[Data excerpts]
START

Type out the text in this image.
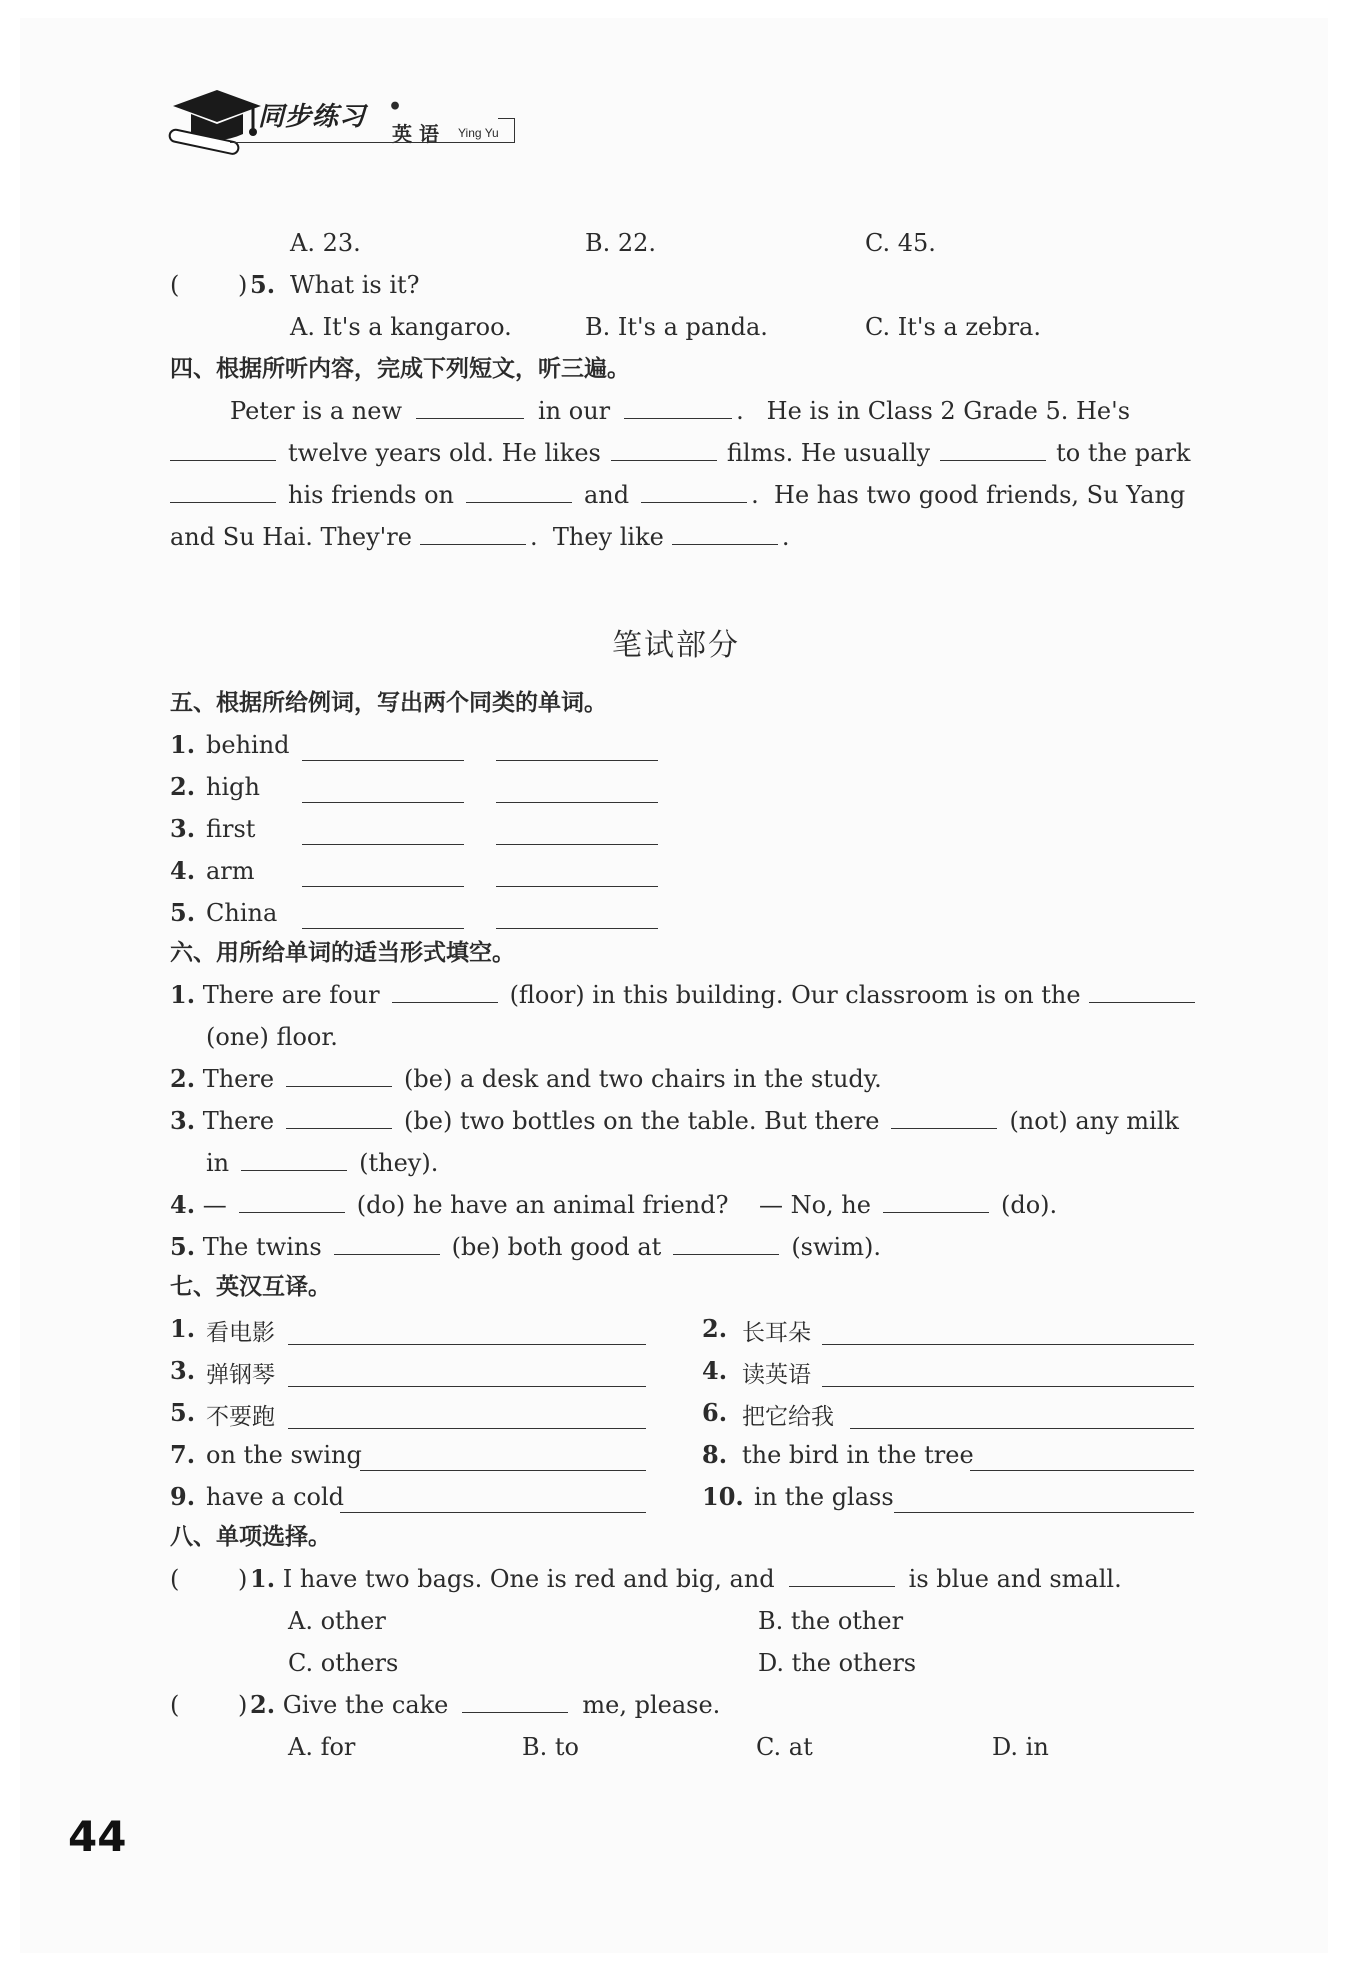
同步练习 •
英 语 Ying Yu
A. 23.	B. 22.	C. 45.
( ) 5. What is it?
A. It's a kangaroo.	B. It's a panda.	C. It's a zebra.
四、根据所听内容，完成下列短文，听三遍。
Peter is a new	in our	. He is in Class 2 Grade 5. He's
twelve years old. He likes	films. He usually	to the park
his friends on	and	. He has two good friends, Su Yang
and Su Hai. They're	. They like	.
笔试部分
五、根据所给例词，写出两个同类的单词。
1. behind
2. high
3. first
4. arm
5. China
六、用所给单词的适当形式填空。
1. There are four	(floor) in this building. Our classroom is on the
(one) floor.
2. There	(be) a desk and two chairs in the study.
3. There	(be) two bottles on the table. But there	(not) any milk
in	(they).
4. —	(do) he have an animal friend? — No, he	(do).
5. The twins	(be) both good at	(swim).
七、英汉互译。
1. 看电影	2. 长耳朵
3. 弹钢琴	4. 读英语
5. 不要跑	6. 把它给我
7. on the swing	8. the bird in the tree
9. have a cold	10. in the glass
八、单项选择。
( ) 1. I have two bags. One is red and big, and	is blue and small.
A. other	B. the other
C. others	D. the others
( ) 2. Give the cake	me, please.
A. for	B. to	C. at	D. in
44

END
START

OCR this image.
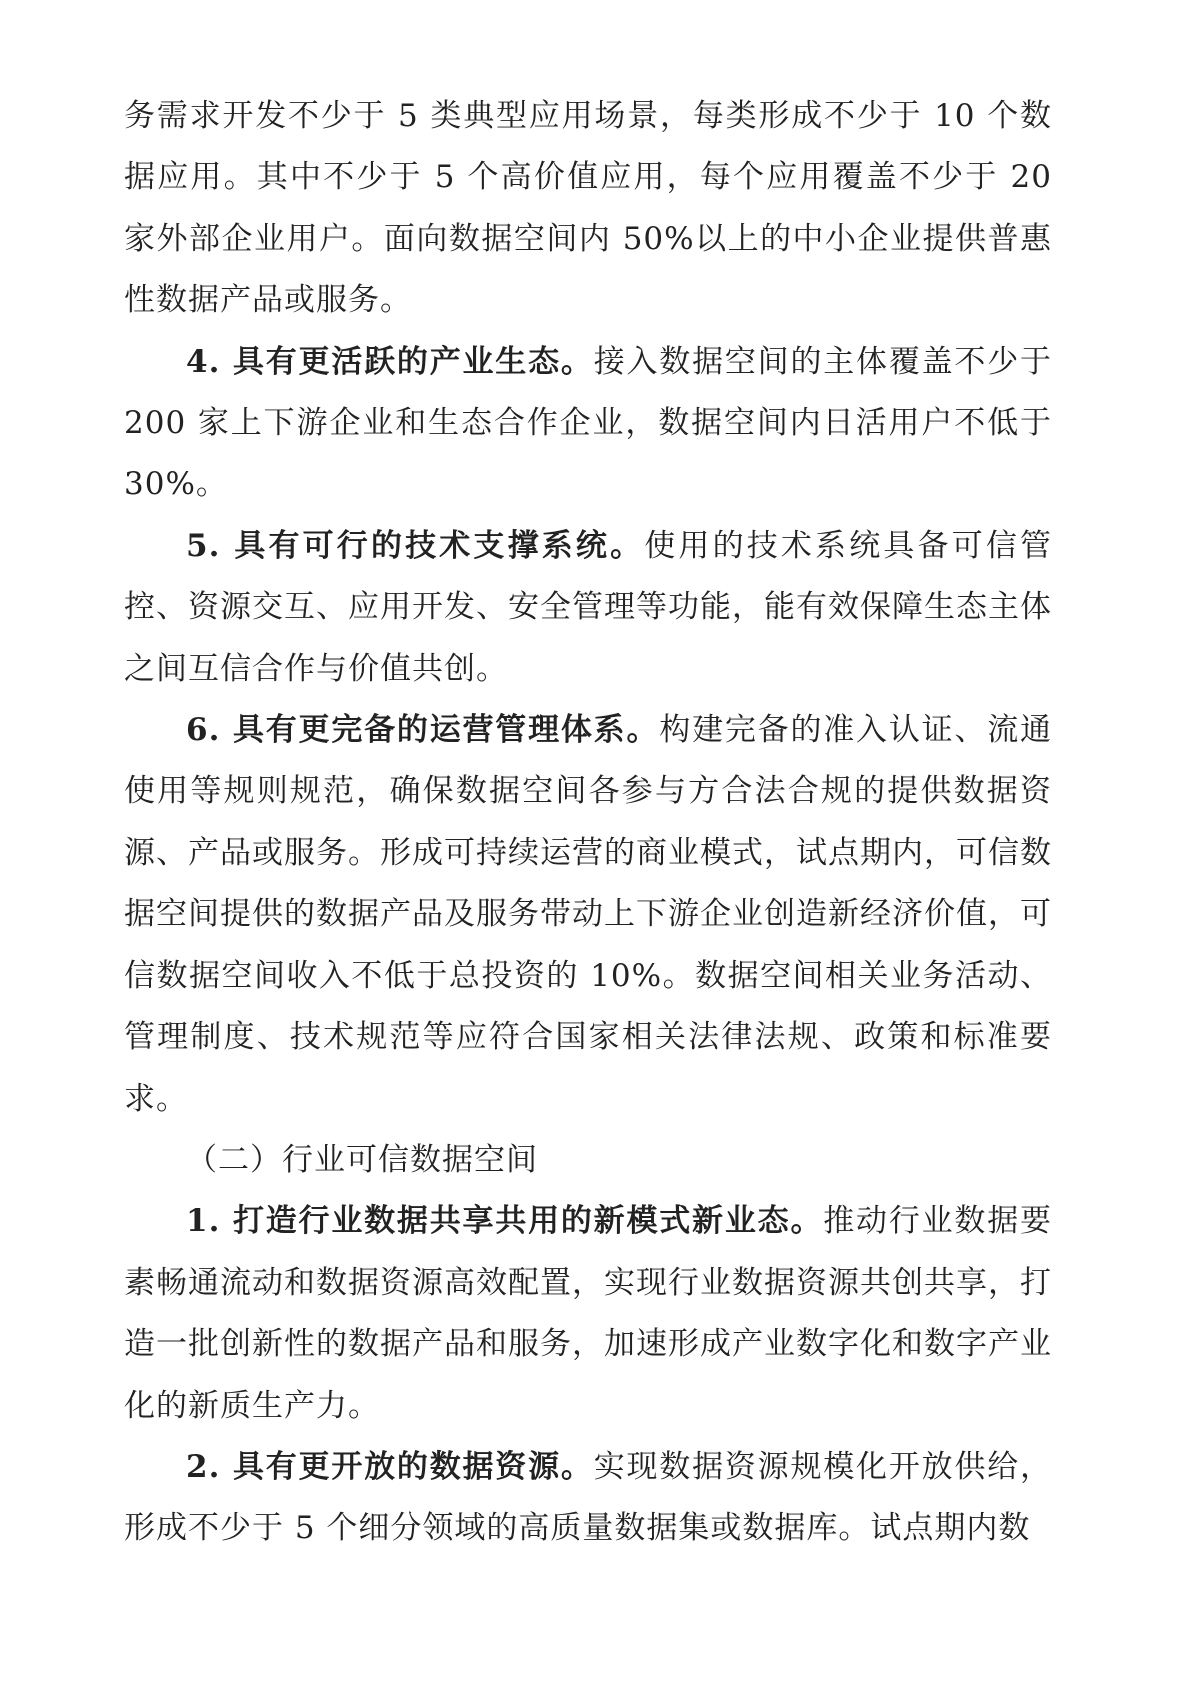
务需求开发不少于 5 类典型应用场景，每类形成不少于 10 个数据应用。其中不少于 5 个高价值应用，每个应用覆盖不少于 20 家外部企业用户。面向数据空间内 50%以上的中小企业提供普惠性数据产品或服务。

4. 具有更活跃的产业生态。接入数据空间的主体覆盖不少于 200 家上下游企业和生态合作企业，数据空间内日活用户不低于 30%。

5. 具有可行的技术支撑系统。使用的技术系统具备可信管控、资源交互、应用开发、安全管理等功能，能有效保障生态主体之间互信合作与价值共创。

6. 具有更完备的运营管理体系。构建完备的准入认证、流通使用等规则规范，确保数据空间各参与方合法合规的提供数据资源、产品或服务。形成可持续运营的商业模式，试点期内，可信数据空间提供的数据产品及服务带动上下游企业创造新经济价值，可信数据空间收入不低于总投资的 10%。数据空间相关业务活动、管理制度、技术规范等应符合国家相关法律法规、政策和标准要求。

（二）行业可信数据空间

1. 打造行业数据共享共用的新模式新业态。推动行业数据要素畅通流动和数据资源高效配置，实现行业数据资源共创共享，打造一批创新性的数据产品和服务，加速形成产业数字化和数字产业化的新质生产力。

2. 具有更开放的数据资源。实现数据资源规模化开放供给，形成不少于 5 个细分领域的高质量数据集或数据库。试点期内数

END

WHAT TO DO: Return each line where "this" shows up.

SOLUTION:
Type out the text in this image.
1. There are four	(floor) in this building. Our classroom is on the
OCR this image.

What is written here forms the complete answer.